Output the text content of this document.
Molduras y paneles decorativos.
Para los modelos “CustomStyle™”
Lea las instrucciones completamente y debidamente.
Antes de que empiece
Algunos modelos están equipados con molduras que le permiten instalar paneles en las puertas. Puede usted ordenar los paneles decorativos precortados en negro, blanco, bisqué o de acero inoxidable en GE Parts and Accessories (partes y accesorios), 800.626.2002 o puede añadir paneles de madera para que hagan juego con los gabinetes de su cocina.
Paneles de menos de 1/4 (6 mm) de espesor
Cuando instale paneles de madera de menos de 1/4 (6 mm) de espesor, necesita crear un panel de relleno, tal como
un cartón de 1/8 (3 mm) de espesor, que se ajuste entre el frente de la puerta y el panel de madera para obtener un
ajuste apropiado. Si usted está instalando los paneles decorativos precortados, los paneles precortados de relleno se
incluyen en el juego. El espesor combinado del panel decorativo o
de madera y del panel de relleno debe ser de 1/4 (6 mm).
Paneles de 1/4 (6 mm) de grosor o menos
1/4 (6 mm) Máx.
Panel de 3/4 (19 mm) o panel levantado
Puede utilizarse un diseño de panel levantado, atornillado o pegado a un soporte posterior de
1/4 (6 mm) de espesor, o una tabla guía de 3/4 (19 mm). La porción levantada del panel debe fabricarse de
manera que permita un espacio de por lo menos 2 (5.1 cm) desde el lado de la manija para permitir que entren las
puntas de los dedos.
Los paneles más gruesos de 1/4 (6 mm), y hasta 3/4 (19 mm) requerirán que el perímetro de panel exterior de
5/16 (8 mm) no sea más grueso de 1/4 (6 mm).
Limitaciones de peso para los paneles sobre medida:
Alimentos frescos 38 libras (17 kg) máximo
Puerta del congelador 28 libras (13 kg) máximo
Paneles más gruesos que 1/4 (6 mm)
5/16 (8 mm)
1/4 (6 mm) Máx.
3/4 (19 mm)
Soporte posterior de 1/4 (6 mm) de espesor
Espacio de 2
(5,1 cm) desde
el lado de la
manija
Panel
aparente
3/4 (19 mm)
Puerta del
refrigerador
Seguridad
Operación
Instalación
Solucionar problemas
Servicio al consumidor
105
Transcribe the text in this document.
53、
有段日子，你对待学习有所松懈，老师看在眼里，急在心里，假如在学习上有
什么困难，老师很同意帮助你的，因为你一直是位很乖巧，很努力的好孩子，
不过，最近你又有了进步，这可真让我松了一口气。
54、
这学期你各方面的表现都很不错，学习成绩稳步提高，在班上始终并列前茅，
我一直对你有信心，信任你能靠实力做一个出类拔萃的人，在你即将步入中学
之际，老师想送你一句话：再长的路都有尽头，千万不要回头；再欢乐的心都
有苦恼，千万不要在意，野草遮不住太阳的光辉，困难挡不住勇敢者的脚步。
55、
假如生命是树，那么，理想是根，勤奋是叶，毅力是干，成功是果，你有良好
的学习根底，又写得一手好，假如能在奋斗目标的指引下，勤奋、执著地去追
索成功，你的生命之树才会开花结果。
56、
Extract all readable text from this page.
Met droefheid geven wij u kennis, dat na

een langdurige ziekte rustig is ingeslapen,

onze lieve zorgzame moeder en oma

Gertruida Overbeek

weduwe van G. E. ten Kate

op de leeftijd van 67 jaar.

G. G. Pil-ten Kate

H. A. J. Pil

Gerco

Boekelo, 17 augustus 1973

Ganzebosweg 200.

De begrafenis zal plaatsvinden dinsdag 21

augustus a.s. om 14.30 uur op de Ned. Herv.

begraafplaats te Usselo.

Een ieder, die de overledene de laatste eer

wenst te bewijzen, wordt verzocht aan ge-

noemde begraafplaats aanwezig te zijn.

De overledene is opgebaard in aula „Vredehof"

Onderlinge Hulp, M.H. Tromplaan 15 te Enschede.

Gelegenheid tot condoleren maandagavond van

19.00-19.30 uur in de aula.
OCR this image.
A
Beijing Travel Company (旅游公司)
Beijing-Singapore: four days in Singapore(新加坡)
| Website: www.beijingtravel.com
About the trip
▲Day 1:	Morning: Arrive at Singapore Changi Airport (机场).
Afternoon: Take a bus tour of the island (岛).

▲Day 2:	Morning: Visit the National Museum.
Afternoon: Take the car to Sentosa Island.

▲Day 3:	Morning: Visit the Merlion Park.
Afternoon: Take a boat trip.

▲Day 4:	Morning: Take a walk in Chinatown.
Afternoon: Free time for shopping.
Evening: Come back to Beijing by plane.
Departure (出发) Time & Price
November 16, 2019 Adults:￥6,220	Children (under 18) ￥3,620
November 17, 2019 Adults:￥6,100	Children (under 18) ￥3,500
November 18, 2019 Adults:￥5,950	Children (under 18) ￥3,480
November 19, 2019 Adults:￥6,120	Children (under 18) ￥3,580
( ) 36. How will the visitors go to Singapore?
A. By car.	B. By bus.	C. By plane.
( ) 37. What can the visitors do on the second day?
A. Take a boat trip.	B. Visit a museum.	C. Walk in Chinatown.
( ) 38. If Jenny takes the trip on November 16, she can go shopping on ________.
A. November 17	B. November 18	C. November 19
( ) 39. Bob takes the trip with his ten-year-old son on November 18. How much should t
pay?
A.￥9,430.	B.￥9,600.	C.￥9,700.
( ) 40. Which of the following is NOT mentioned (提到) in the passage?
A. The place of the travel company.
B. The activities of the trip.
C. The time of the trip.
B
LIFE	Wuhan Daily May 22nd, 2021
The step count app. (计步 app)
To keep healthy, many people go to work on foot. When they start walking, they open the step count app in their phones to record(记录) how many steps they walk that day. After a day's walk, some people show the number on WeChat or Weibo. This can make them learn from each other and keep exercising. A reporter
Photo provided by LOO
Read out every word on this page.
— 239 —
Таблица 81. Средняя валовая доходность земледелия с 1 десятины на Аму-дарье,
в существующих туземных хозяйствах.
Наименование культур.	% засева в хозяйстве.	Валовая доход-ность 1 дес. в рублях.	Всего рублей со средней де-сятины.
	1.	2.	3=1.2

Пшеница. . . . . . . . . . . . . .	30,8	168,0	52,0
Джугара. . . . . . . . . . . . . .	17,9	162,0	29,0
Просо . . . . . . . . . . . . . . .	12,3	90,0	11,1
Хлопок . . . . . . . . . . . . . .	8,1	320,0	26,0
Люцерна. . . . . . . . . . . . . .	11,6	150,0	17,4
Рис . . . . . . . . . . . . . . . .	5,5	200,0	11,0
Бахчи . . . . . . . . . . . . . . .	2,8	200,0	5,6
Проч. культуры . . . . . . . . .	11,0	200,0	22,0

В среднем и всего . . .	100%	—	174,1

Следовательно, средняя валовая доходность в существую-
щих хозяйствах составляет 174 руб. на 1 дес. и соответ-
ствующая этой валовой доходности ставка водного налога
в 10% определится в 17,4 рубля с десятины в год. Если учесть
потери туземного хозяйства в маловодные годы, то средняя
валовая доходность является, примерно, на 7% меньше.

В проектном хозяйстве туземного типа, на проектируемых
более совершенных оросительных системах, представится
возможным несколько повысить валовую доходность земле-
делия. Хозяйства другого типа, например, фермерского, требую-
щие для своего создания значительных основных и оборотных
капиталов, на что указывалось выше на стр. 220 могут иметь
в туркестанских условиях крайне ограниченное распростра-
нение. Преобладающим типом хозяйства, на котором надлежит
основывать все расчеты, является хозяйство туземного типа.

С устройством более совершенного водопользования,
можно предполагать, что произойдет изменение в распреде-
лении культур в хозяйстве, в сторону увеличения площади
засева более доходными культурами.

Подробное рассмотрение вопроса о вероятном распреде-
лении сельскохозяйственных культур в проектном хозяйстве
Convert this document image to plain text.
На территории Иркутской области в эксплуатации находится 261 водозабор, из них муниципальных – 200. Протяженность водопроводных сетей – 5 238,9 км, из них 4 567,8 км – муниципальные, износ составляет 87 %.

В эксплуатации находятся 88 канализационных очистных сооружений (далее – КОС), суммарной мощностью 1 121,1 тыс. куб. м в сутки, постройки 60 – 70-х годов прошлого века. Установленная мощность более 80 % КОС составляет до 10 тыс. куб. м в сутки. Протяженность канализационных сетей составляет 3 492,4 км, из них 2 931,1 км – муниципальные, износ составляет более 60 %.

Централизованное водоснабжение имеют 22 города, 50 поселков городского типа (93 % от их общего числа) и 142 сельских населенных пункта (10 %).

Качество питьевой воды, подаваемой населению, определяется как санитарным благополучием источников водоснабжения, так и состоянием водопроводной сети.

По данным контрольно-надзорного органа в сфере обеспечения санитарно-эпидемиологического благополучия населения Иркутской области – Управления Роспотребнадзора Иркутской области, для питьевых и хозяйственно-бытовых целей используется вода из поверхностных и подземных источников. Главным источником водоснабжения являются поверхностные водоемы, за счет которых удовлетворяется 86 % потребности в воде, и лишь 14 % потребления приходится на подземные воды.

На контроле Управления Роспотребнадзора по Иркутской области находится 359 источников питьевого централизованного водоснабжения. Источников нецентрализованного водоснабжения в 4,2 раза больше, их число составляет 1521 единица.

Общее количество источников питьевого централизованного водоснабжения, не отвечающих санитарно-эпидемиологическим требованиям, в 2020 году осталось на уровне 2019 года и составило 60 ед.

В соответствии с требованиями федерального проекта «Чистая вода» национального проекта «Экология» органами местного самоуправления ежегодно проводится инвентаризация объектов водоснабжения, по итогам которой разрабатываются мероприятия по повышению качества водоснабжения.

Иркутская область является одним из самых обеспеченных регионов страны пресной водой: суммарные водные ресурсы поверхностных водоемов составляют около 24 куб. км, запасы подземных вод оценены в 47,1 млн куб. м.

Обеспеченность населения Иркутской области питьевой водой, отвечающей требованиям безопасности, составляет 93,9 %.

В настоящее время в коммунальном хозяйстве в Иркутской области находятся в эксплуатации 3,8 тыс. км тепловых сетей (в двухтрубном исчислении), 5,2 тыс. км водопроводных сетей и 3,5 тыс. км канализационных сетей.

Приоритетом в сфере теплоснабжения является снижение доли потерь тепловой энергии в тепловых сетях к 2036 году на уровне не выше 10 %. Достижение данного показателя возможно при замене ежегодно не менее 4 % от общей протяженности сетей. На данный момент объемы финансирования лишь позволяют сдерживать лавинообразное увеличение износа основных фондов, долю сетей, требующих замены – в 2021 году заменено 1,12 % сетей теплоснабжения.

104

## Objective
Look through the entries above and list every line containing "gruesos".

## Task output
Los paneles más gruesos de 1/4 (6 mm), y hasta 3/4 (19 mm) requerirán que el perímetro de panel exterior de
Paneles más gruesos que 1/4 (6 mm)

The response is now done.